* **What is expected**
Each line of the listing must be transcribed exactly, except for the images, which should be excluded.
Records for the exercise start
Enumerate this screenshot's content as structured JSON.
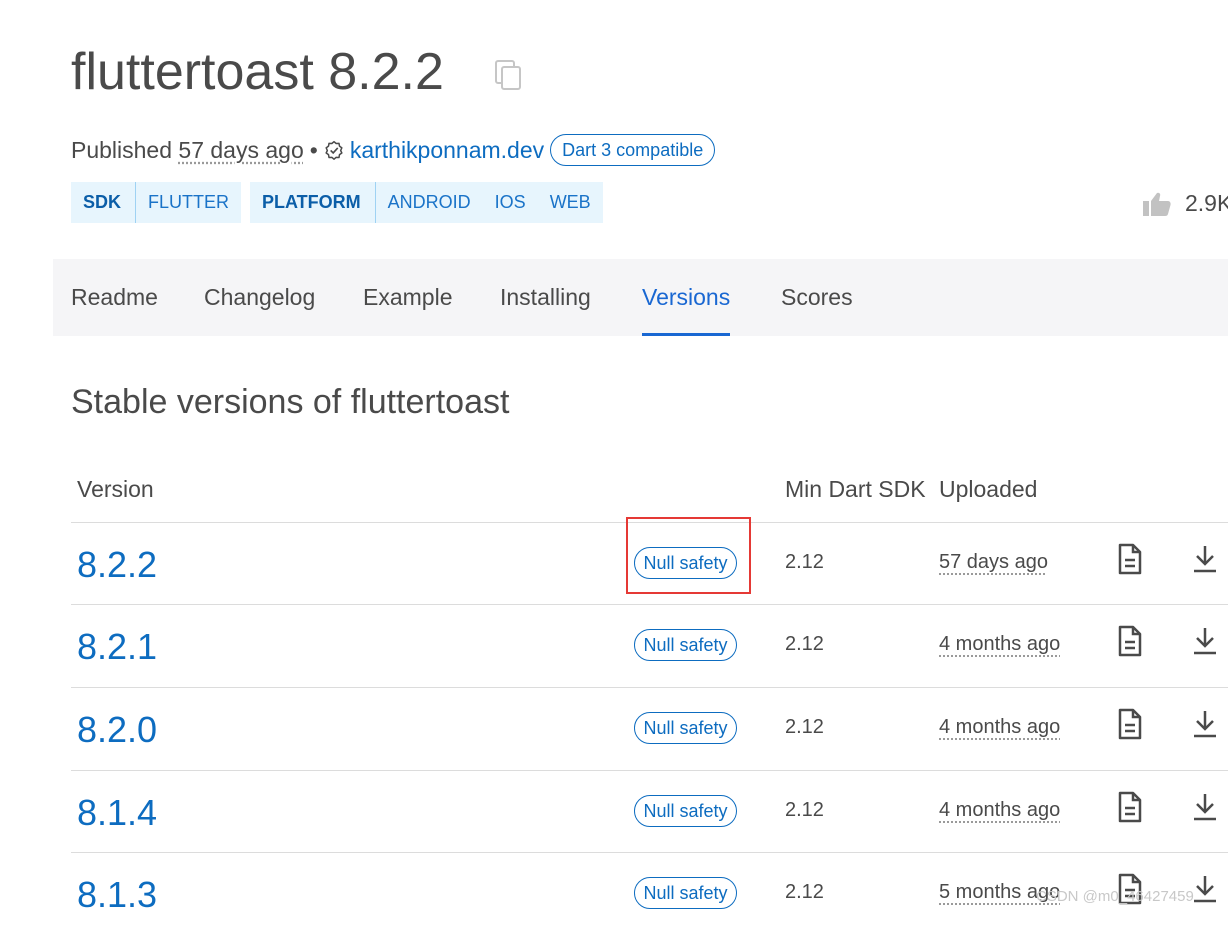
{
  "package": {
    "title": "fluttertoast 8.2.2",
    "copy_icon": "copy-icon"
  },
  "meta": {
    "published_label": "Published",
    "published_ago": "57 days ago",
    "separator": "•",
    "verified_icon": "verified-publisher-icon",
    "publisher": "karthikponnam.dev",
    "compat_badge": "Dart 3 compatible"
  },
  "tags": {
    "sdk": {
      "label": "SDK",
      "values": [
        "FLUTTER"
      ]
    },
    "platform": {
      "label": "PLATFORM",
      "values": [
        "ANDROID",
        "IOS",
        "WEB"
      ]
    }
  },
  "likes": {
    "icon": "thumbs-up-icon",
    "count": "2.9K"
  },
  "tabs": [
    {
      "label": "Readme",
      "active": false
    },
    {
      "label": "Changelog",
      "active": false
    },
    {
      "label": "Example",
      "active": false
    },
    {
      "label": "Installing",
      "active": false
    },
    {
      "label": "Versions",
      "active": true
    },
    {
      "label": "Scores",
      "active": false
    }
  ],
  "section_title": "Stable versions of fluttertoast",
  "table": {
    "headers": {
      "version": "Version",
      "min_sdk": "Min Dart SDK",
      "uploaded": "Uploaded"
    },
    "rows": [
      {
        "version": "8.2.2",
        "badge": "Null safety",
        "min_sdk": "2.12",
        "uploaded": "57 days ago"
      },
      {
        "version": "8.2.1",
        "badge": "Null safety",
        "min_sdk": "2.12",
        "uploaded": "4 months ago"
      },
      {
        "version": "8.2.0",
        "badge": "Null safety",
        "min_sdk": "2.12",
        "uploaded": "4 months ago"
      },
      {
        "version": "8.1.4",
        "badge": "Null safety",
        "min_sdk": "2.12",
        "uploaded": "4 months ago"
      },
      {
        "version": "8.1.3",
        "badge": "Null safety",
        "min_sdk": "2.12",
        "uploaded": "5 months ago"
      }
    ],
    "row_icons": {
      "docs": "document-icon",
      "download": "download-icon"
    }
  },
  "annotation": {
    "highlight_color": "#e53935"
  },
  "watermark": "CSDN @m0_46427459",
  "colors": {
    "link": "#0d6cc0",
    "tag_bg": "#e7f5fd",
    "tab_active": "#1967d2",
    "tabbar_bg": "#f5f5f7"
  }
}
Records for the exercise end
* **The reply**
Enumerate this screenshot's content as structured JSON.
{
  "package": {
    "title": "fluttertoast 8.2.2",
    "copy_icon": "copy-icon"
  },
  "meta": {
    "published_label": "Published",
    "published_ago": "57 days ago",
    "separator": "•",
    "verified_icon": "verified-publisher-icon",
    "publisher": "karthikponnam.dev",
    "compat_badge": "Dart 3 compatible"
  },
  "tags": {
    "sdk": {
      "label": "SDK",
      "values": [
        "FLUTTER"
      ]
    },
    "platform": {
      "label": "PLATFORM",
      "values": [
        "ANDROID",
        "IOS",
        "WEB"
      ]
    }
  },
  "likes": {
    "icon": "thumbs-up-icon",
    "count": "2.9K"
  },
  "tabs": [
    {
      "label": "Readme",
      "active": false
    },
    {
      "label": "Changelog",
      "active": false
    },
    {
      "label": "Example",
      "active": false
    },
    {
      "label": "Installing",
      "active": false
    },
    {
      "label": "Versions",
      "active": true
    },
    {
      "label": "Scores",
      "active": false
    }
  ],
  "section_title": "Stable versions of fluttertoast",
  "table": {
    "headers": {
      "version": "Version",
      "min_sdk": "Min Dart SDK",
      "uploaded": "Uploaded"
    },
    "rows": [
      {
        "version": "8.2.2",
        "badge": "Null safety",
        "min_sdk": "2.12",
        "uploaded": "57 days ago"
      },
      {
        "version": "8.2.1",
        "badge": "Null safety",
        "min_sdk": "2.12",
        "uploaded": "4 months ago"
      },
      {
        "version": "8.2.0",
        "badge": "Null safety",
        "min_sdk": "2.12",
        "uploaded": "4 months ago"
      },
      {
        "version": "8.1.4",
        "badge": "Null safety",
        "min_sdk": "2.12",
        "uploaded": "4 months ago"
      },
      {
        "version": "8.1.3",
        "badge": "Null safety",
        "min_sdk": "2.12",
        "uploaded": "5 months ago"
      }
    ],
    "row_icons": {
      "docs": "document-icon",
      "download": "download-icon"
    }
  },
  "annotation": {
    "highlight_color": "#e53935"
  },
  "watermark": "CSDN @m0_46427459",
  "colors": {
    "link": "#0d6cc0",
    "tag_bg": "#e7f5fd",
    "tab_active": "#1967d2",
    "tabbar_bg": "#f5f5f7"
  }
}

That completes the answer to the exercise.